• [TASK GOAL] Copy, from the entries below, each line in which the string "doubt" appears.
## Begin
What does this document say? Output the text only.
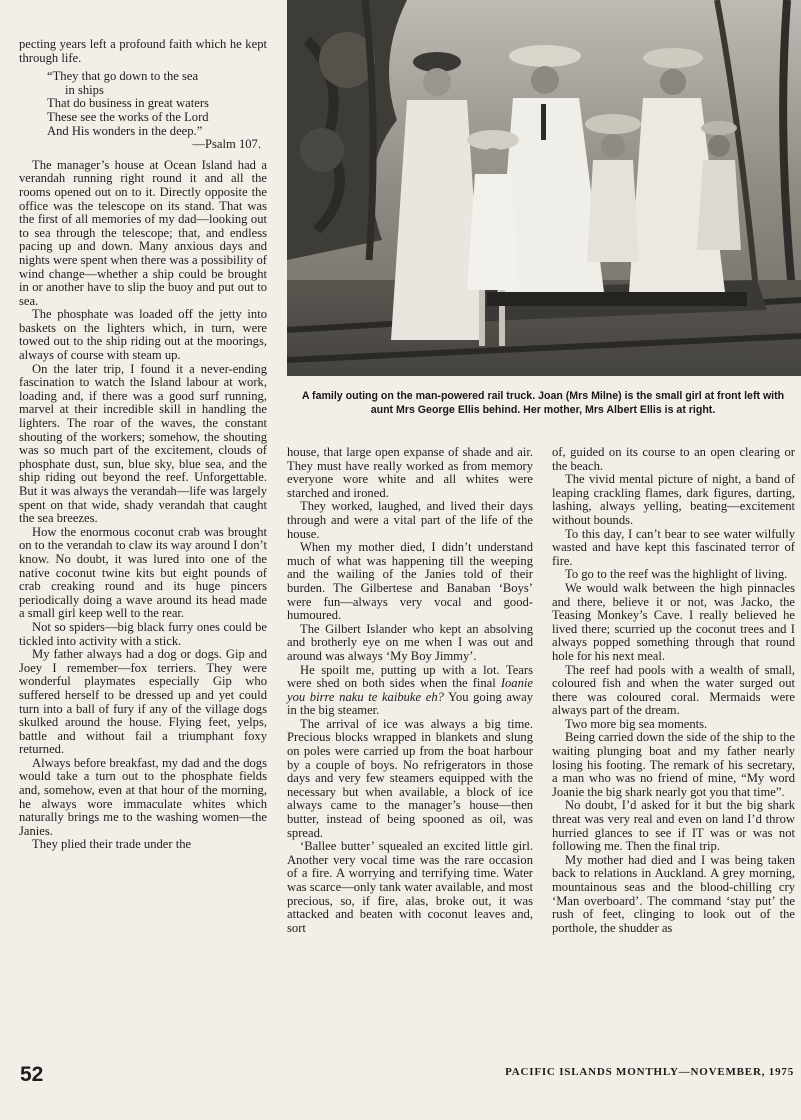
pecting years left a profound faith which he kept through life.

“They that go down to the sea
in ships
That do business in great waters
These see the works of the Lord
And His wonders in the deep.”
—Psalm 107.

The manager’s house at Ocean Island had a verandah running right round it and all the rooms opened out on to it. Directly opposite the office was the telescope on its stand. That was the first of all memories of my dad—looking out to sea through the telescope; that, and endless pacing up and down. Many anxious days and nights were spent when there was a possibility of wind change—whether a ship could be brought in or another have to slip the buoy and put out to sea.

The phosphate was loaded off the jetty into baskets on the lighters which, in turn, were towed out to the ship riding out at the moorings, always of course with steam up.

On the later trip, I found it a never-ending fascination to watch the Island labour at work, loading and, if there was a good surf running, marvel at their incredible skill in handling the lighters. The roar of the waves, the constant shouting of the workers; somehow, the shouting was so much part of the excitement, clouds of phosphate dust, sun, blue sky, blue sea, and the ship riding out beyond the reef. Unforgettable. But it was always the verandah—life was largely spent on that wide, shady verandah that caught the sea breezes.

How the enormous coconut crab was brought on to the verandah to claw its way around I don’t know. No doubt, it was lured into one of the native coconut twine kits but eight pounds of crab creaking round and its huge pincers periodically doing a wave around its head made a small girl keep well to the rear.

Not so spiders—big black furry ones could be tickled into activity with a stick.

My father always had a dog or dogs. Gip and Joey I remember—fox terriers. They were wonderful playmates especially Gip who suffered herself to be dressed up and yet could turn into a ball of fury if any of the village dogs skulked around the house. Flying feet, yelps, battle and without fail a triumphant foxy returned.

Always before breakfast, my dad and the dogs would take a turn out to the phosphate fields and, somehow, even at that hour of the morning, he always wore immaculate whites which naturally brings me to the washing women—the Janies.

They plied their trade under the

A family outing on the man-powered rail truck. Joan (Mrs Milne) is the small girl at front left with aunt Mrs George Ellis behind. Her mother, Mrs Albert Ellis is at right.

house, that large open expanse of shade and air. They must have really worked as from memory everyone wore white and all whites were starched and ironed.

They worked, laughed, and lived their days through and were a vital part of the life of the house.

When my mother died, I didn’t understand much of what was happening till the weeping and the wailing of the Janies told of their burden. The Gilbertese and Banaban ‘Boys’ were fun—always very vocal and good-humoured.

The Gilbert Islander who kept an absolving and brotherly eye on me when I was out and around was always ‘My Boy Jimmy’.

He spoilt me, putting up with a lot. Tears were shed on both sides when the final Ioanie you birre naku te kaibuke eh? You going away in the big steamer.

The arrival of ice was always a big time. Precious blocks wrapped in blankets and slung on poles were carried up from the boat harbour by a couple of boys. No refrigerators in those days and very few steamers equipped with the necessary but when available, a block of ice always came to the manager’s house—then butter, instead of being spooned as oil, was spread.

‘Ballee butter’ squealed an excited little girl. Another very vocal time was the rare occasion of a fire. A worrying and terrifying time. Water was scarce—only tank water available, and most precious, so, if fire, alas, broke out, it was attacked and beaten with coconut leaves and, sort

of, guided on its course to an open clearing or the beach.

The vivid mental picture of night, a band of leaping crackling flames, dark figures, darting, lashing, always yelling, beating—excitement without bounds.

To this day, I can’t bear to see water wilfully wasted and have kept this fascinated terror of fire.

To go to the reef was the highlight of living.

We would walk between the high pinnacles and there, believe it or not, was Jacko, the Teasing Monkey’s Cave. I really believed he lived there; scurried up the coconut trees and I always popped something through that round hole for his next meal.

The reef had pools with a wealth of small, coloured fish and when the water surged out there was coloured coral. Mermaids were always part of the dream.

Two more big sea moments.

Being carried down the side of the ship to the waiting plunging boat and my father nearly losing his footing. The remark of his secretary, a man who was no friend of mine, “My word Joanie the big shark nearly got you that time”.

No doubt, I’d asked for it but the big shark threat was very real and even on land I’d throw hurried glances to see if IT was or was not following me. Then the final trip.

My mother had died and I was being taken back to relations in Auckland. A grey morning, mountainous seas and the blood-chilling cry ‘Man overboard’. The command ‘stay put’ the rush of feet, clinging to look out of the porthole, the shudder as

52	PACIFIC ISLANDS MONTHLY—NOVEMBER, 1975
## End
• [RESULT OF THE EXERCISE]
How the enormous coconut crab was brought on to the verandah to claw its way around I don’t know. No doubt, it was lured into one of the native coconut twine kits but eight pounds of crab creaking round and its huge pincers periodically doing a wave around its head made a small girl keep well to the rear.
No doubt, I’d asked for it but the big shark threat was very real and even on land I’d throw hurried glances to see if IT was or was not following me. Then the final trip.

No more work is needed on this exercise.